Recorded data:

____________

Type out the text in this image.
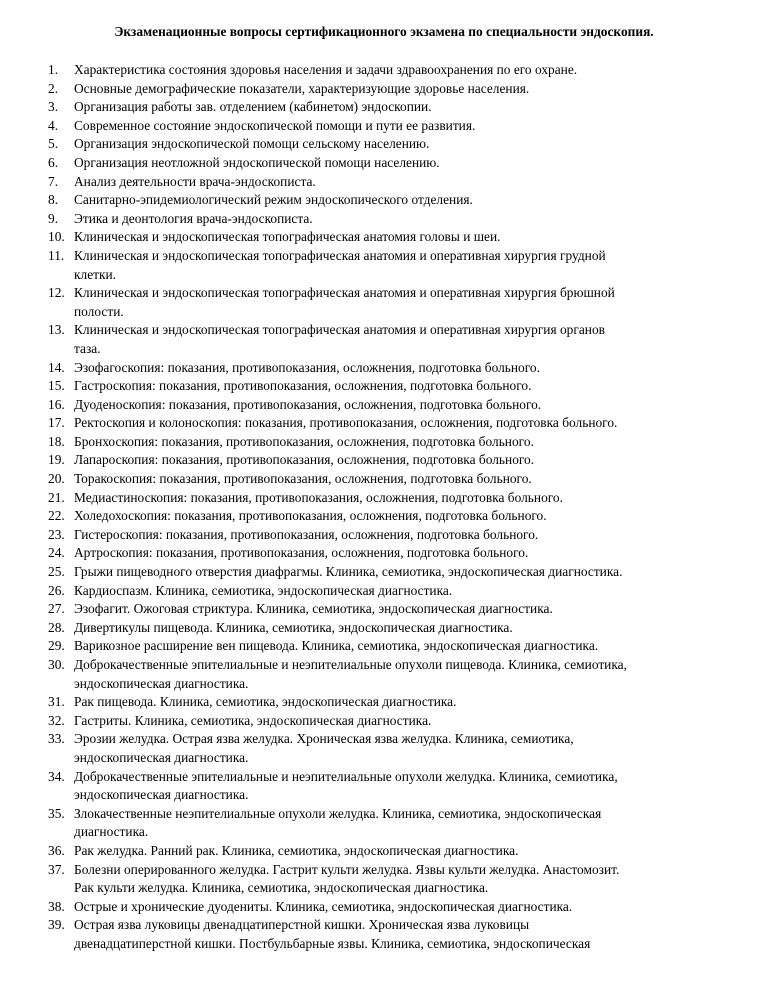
Экзаменационные вопросы сертификационного экзамена по специальности эндоскопия.
1. Характеристика состояния здоровья населения и задачи здравоохранения по его охране.
2. Основные демографические показатели, характеризующие здоровье населения.
3. Организация работы зав. отделением (кабинетом) эндоскопии.
4. Современное состояние эндоскопической помощи и пути ее развития.
5. Организация эндоскопической помощи сельскому населению.
6. Организация неотложной эндоскопической помощи населению.
7. Анализ деятельности врача-эндоскописта.
8. Санитарно-эпидемиологический режим эндоскопического отделения.
9. Этика и деонтология врача-эндоскописта.
10. Клиническая и эндоскопическая топографическая анатомия головы и шеи.
11. Клиническая и эндоскопическая топографическая анатомия и оперативная хирургия грудной
клетки.
12. Клиническая и эндоскопическая топографическая анатомия и оперативная хирургия брюшной
полости.
13. Клиническая и эндоскопическая топографическая анатомия и оперативная хирургия органов
таза.
14. Эзофагоскопия: показания, противопоказания, осложнения, подготовка больного.
15. Гастроскопия: показания, противопоказания, осложнения, подготовка больного.
16. Дуоденоскопия: показания, противопоказания, осложнения, подготовка больного.
17. Ректоскопия и колоноскопия: показания, противопоказания, осложнения, подготовка больного.
18. Бронхоскопия: показания, противопоказания, осложнения, подготовка больного.
19. Лапароскопия: показания, противопоказания, осложнения, подготовка больного.
20. Торакоскопия: показания, противопоказания, осложнения, подготовка больного.
21. Медиастиноскопия: показания, противопоказания, осложнения, подготовка больного.
22. Холедохоскопия: показания, противопоказания, осложнения, подготовка больного.
23. Гистероскопия: показания, противопоказания, осложнения, подготовка больного.
24. Артроскопия: показания, противопоказания, осложнения, подготовка больного.
25. Грыжи пищеводного отверстия диафрагмы. Клиника, семиотика, эндоскопическая диагностика.
26. Кардиоспазм. Клиника, семиотика, эндоскопическая диагностика.
27. Эзофагит. Ожоговая стриктура. Клиника, семиотика, эндоскопическая диагностика.
28. Дивертикулы пищевода. Клиника, семиотика, эндоскопическая диагностика.
29. Варикозное расширение вен пищевода. Клиника, семиотика, эндоскопическая диагностика.
30. Доброкачественные эпителиальные и неэпителиальные опухоли пищевода. Клиника, семиотика,
эндоскопическая диагностика.
31. Рак пищевода. Клиника, семиотика, эндоскопическая диагностика.
32. Гастриты. Клиника, семиотика, эндоскопическая диагностика.
33. Эрозии желудка. Острая язва желудка. Хроническая язва желудка. Клиника, семиотика,
эндоскопическая диагностика.
34. Доброкачественные эпителиальные и неэпителиальные опухоли желудка. Клиника, семиотика,
эндоскопическая диагностика.
35. Злокачественные неэпителиальные опухоли желудка. Клиника, семиотика, эндоскопическая
диагностика.
36. Рак желудка. Ранний рак. Клиника, семиотика, эндоскопическая диагностика.
37. Болезни оперированного желудка. Гастрит культи желудка. Язвы культи желудка. Анастомозит.
Рак культи желудка. Клиника, семиотика, эндоскопическая диагностика.
38. Острые и хронические дуодениты. Клиника, семиотика, эндоскопическая диагностика.
39. Острая язва луковицы двенадцатиперстной кишки. Хроническая язва луковицы
двенадцатиперстной кишки. Постбульбарные язвы. Клиника, семиотика, эндоскопическая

____________

Given task: Reproduce all entries without any change, and omit the pictures.

Solution below:
Type out the text in this image.
Экзаменационные вопросы сертификационного экзамена по специальности эндоскопия.
1. Характеристика состояния здоровья населения и задачи здравоохранения по его охране.
2. Основные демографические показатели, характеризующие здоровье населения.
3. Организация работы зав. отделением (кабинетом) эндоскопии.
4. Современное состояние эндоскопической помощи и пути ее развития.
5. Организация эндоскопической помощи сельскому населению.
6. Организация неотложной эндоскопической помощи населению.
7. Анализ деятельности врача-эндоскописта.
8. Санитарно-эпидемиологический режим эндоскопического отделения.
9. Этика и деонтология врача-эндоскописта.
10. Клиническая и эндоскопическая топографическая анатомия головы и шеи.
11. Клиническая и эндоскопическая топографическая анатомия и оперативная хирургия грудной
клетки.
12. Клиническая и эндоскопическая топографическая анатомия и оперативная хирургия брюшной
полости.
13. Клиническая и эндоскопическая топографическая анатомия и оперативная хирургия органов
таза.
14. Эзофагоскопия: показания, противопоказания, осложнения, подготовка больного.
15. Гастроскопия: показания, противопоказания, осложнения, подготовка больного.
16. Дуоденоскопия: показания, противопоказания, осложнения, подготовка больного.
17. Ректоскопия и колоноскопия: показания, противопоказания, осложнения, подготовка больного.
18. Бронхоскопия: показания, противопоказания, осложнения, подготовка больного.
19. Лапароскопия: показания, противопоказания, осложнения, подготовка больного.
20. Торакоскопия: показания, противопоказания, осложнения, подготовка больного.
21. Медиастиноскопия: показания, противопоказания, осложнения, подготовка больного.
22. Холедохоскопия: показания, противопоказания, осложнения, подготовка больного.
23. Гистероскопия: показания, противопоказания, осложнения, подготовка больного.
24. Артроскопия: показания, противопоказания, осложнения, подготовка больного.
25. Грыжи пищеводного отверстия диафрагмы. Клиника, семиотика, эндоскопическая диагностика.
26. Кардиоспазм. Клиника, семиотика, эндоскопическая диагностика.
27. Эзофагит. Ожоговая стриктура. Клиника, семиотика, эндоскопическая диагностика.
28. Дивертикулы пищевода. Клиника, семиотика, эндоскопическая диагностика.
29. Варикозное расширение вен пищевода. Клиника, семиотика, эндоскопическая диагностика.
30. Доброкачественные эпителиальные и неэпителиальные опухоли пищевода. Клиника, семиотика,
эндоскопическая диагностика.
31. Рак пищевода. Клиника, семиотика, эндоскопическая диагностика.
32. Гастриты. Клиника, семиотика, эндоскопическая диагностика.
33. Эрозии желудка. Острая язва желудка. Хроническая язва желудка. Клиника, семиотика,
эндоскопическая диагностика.
34. Доброкачественные эпителиальные и неэпителиальные опухоли желудка. Клиника, семиотика,
эндоскопическая диагностика.
35. Злокачественные неэпителиальные опухоли желудка. Клиника, семиотика, эндоскопическая
диагностика.
36. Рак желудка. Ранний рак. Клиника, семиотика, эндоскопическая диагностика.
37. Болезни оперированного желудка. Гастрит культи желудка. Язвы культи желудка. Анастомозит.
Рак культи желудка. Клиника, семиотика, эндоскопическая диагностика.
38. Острые и хронические дуодениты. Клиника, семиотика, эндоскопическая диагностика.
39. Острая язва луковицы двенадцатиперстной кишки. Хроническая язва луковицы
двенадцатиперстной кишки. Постбульбарные язвы. Клиника, семиотика, эндоскопическая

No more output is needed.